— START OF Records for this exercise —
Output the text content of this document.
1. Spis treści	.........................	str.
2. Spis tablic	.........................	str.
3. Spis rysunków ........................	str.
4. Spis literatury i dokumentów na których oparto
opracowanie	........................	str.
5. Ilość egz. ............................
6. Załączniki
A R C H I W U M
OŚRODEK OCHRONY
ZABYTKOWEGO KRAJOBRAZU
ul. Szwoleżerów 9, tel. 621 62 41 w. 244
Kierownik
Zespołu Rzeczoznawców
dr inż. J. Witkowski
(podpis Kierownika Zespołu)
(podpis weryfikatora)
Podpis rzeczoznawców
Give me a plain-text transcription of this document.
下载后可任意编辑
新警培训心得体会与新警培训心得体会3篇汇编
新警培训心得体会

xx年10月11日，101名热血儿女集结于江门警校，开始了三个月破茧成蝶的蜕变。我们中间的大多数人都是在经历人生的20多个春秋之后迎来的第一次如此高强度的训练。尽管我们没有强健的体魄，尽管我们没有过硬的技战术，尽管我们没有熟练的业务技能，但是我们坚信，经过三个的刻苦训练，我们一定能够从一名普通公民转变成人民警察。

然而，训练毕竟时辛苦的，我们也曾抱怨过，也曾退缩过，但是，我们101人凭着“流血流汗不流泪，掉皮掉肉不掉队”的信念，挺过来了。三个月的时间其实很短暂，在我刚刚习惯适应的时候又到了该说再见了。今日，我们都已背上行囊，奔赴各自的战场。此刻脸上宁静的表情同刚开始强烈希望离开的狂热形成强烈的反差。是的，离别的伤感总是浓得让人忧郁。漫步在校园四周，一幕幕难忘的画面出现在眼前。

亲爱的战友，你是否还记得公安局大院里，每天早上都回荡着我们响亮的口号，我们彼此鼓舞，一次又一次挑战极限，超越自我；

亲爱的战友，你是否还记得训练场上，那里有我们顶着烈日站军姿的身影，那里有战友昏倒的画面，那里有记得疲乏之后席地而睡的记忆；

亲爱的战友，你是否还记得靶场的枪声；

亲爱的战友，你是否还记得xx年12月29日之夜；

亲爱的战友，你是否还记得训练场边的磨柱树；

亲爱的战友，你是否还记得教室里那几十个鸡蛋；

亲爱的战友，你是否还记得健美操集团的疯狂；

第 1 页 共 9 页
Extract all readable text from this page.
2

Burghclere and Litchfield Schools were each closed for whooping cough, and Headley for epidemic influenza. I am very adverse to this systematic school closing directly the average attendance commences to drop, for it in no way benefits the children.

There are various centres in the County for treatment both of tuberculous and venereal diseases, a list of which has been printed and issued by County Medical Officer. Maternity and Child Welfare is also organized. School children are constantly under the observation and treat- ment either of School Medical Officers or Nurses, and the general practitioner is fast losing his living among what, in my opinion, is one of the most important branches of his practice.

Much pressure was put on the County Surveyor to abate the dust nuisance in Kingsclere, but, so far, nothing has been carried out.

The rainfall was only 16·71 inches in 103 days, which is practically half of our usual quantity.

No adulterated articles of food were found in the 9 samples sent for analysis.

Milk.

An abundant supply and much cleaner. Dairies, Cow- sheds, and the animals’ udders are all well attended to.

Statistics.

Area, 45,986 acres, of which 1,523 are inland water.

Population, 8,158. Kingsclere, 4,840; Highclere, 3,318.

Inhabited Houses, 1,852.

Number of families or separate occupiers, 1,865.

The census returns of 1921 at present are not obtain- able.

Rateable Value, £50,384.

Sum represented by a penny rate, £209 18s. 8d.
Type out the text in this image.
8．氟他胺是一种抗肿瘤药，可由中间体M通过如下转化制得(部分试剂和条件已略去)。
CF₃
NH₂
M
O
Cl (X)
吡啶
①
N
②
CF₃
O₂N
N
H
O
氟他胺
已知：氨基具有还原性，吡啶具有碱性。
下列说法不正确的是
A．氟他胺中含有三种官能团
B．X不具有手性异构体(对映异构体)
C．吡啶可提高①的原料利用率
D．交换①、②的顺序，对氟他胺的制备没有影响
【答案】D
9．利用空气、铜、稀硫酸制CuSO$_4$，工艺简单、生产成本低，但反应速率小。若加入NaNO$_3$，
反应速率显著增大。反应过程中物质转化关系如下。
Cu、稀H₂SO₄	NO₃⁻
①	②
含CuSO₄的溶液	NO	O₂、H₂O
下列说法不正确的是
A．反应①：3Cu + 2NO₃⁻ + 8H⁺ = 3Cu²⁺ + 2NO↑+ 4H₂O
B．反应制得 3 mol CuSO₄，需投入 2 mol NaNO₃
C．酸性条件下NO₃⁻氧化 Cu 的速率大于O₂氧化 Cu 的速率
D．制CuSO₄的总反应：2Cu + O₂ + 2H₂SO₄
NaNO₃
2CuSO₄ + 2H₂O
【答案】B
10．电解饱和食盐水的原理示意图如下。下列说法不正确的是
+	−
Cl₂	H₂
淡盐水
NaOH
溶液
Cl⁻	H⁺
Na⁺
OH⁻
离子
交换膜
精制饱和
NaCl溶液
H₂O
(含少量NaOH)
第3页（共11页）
— END OF Records for this exercise —
▶ Task description
Reply with one number only, the count of lines above that hold the string "children".

▶ Exercise response
2